[Collection entries]

####################

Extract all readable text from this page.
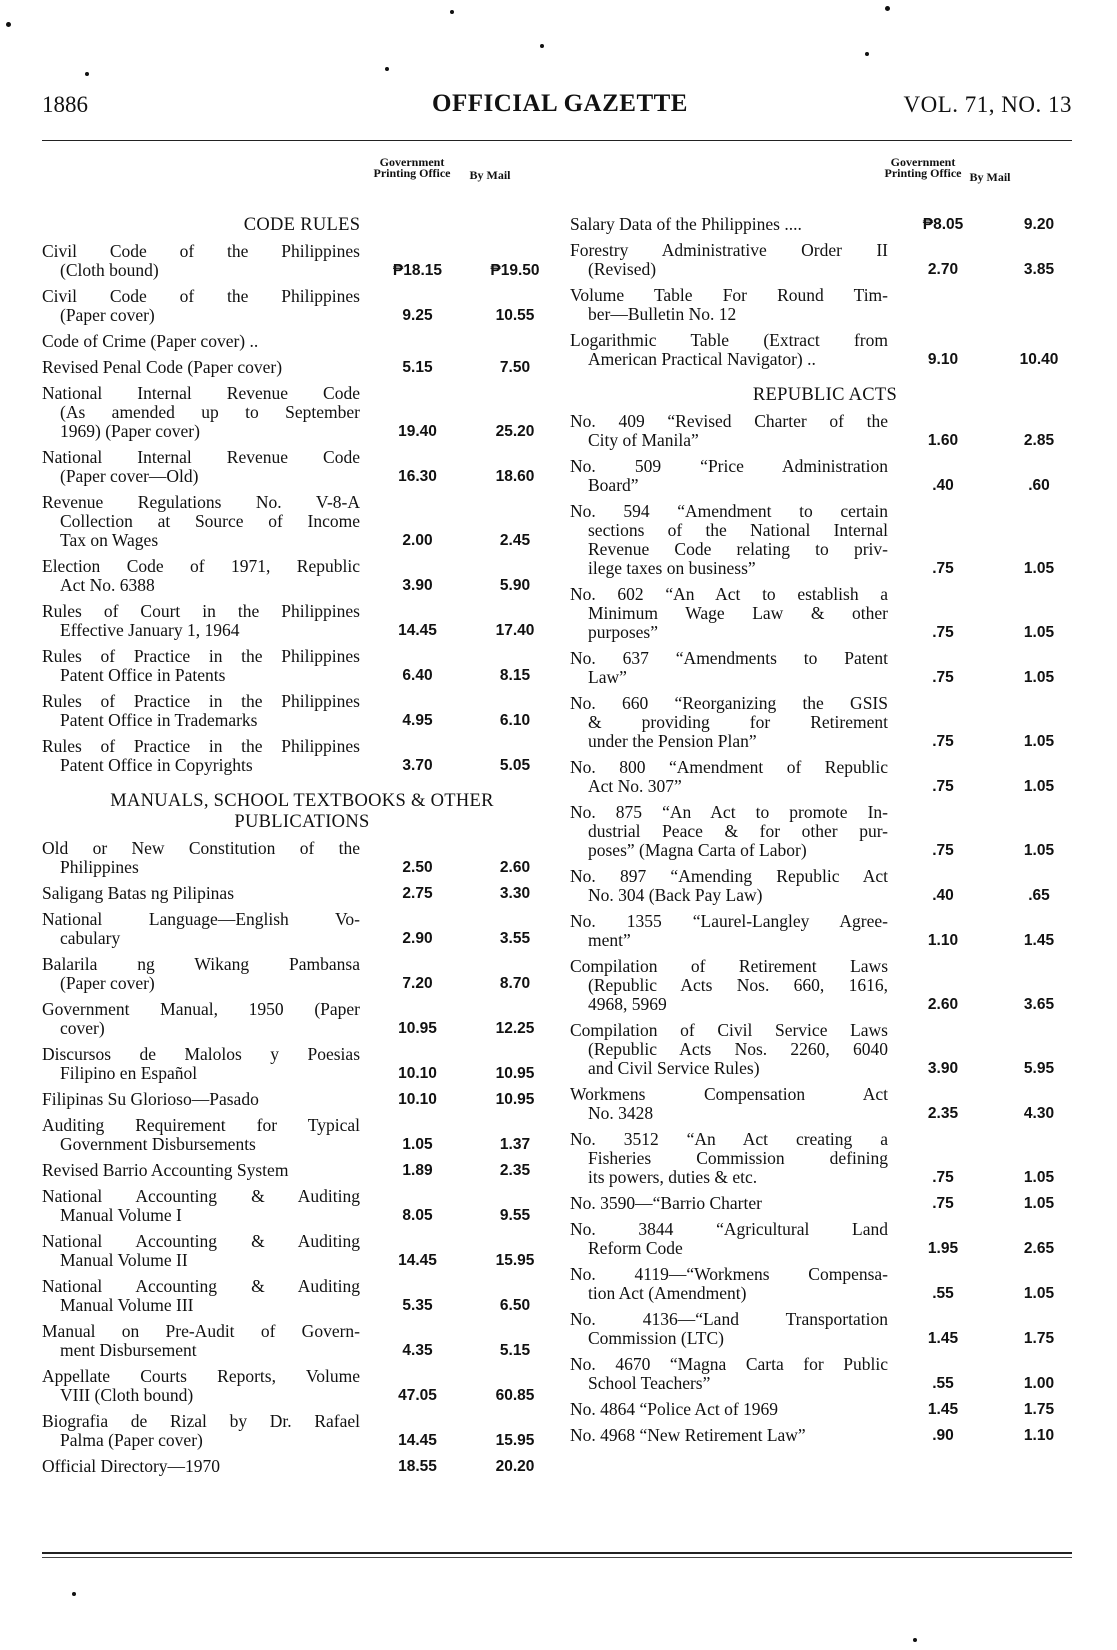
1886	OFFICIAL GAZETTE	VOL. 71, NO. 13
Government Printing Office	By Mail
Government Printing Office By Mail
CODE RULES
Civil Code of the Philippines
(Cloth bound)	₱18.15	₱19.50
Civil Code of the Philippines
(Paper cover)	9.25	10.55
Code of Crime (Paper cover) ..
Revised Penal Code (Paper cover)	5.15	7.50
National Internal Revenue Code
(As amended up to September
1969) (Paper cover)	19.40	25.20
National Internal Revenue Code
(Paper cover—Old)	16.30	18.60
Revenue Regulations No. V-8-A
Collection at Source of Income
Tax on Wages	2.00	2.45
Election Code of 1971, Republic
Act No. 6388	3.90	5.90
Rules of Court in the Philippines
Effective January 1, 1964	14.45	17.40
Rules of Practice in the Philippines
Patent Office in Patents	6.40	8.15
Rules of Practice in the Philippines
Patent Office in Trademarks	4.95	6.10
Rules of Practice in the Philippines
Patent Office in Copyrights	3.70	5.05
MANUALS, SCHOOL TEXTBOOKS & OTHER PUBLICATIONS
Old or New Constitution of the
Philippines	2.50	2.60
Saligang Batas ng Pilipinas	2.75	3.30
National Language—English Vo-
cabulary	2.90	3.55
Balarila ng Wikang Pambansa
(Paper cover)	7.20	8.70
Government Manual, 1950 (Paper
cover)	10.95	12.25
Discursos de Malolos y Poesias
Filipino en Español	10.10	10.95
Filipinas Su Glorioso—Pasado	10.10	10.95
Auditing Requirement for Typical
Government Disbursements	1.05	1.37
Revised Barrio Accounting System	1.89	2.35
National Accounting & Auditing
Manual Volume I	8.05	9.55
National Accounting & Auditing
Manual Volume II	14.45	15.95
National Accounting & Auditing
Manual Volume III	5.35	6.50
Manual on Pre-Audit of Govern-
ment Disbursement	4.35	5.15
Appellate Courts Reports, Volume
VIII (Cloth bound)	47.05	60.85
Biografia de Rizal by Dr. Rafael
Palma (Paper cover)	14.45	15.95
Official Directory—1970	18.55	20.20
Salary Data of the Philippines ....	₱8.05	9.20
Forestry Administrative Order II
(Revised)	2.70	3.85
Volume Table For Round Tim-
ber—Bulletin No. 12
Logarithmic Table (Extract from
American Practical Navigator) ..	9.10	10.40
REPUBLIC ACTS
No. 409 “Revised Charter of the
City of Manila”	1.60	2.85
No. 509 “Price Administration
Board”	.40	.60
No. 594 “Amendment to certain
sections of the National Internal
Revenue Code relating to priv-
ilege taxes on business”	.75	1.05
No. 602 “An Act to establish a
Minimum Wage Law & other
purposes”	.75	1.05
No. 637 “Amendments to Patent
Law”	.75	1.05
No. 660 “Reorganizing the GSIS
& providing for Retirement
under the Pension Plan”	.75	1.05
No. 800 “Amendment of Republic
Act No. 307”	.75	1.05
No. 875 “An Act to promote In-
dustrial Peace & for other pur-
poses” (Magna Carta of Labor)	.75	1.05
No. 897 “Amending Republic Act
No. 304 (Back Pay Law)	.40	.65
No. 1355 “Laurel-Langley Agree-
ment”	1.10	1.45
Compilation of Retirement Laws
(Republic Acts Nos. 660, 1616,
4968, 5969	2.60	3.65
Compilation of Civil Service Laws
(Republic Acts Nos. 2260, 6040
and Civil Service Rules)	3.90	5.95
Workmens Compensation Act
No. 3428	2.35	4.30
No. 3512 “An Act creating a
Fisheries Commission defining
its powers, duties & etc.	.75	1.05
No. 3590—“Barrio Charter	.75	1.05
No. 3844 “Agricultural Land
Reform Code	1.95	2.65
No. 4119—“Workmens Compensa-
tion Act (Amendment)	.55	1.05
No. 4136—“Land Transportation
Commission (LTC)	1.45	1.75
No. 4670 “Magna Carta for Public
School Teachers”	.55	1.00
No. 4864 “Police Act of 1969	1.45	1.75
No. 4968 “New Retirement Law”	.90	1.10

####################

▶ [TO BE DONE] Of all the lines in the listing above, how many include "cover"? Write only the number.

▶ [ANSWER FOR THIS EXERCISE] 8